[Stored items from a collection]:

———

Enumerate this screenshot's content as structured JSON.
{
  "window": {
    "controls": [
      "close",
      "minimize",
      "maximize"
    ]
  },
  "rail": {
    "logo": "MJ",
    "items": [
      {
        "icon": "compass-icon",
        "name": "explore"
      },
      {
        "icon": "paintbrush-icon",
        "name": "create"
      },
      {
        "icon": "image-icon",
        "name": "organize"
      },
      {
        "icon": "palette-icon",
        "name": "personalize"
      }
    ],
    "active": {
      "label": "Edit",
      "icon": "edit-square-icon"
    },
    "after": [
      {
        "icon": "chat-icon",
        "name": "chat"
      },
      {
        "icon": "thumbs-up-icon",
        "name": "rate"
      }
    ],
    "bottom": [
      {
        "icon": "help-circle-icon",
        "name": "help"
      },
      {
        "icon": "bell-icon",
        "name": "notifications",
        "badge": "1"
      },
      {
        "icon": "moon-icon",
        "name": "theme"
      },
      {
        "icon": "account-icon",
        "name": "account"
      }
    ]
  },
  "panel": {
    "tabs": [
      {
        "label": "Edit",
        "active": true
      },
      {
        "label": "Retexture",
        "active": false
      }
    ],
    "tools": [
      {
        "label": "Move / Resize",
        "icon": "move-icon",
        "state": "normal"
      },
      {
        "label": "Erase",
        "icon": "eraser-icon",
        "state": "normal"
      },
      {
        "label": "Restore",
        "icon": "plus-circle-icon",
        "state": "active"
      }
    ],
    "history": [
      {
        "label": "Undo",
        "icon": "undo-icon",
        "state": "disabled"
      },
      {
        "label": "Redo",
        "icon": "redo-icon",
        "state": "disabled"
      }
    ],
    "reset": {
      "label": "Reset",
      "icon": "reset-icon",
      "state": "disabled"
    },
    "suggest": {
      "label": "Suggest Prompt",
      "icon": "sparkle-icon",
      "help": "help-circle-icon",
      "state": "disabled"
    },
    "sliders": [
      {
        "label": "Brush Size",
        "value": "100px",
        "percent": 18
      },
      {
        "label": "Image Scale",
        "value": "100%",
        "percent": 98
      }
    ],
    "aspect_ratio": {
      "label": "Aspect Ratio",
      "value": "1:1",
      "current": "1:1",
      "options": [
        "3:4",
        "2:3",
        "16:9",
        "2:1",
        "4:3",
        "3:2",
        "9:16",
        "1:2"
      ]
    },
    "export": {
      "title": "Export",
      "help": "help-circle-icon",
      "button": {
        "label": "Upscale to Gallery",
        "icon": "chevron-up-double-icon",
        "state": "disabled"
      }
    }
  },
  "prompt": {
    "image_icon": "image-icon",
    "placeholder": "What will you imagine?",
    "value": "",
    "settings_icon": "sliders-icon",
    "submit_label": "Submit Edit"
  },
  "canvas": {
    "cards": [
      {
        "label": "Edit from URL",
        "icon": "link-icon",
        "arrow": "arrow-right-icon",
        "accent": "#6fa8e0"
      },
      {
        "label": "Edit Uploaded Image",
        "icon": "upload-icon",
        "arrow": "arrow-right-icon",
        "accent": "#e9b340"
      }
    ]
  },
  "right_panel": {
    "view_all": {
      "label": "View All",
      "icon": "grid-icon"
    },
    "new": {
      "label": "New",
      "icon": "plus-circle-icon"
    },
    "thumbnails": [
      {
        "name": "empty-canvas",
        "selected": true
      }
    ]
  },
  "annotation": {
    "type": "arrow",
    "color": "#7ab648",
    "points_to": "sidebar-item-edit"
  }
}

———

Gather from the data above every line with the string "name".

        "name": "explore"
        "name": "create"
        "name": "organize"
        "name": "personalize"
        "name": "chat"
        "name": "rate"
        "name": "help"
        "name": "notifications",
        "name": "theme"
        "name": "account"
        "name": "empty-canvas",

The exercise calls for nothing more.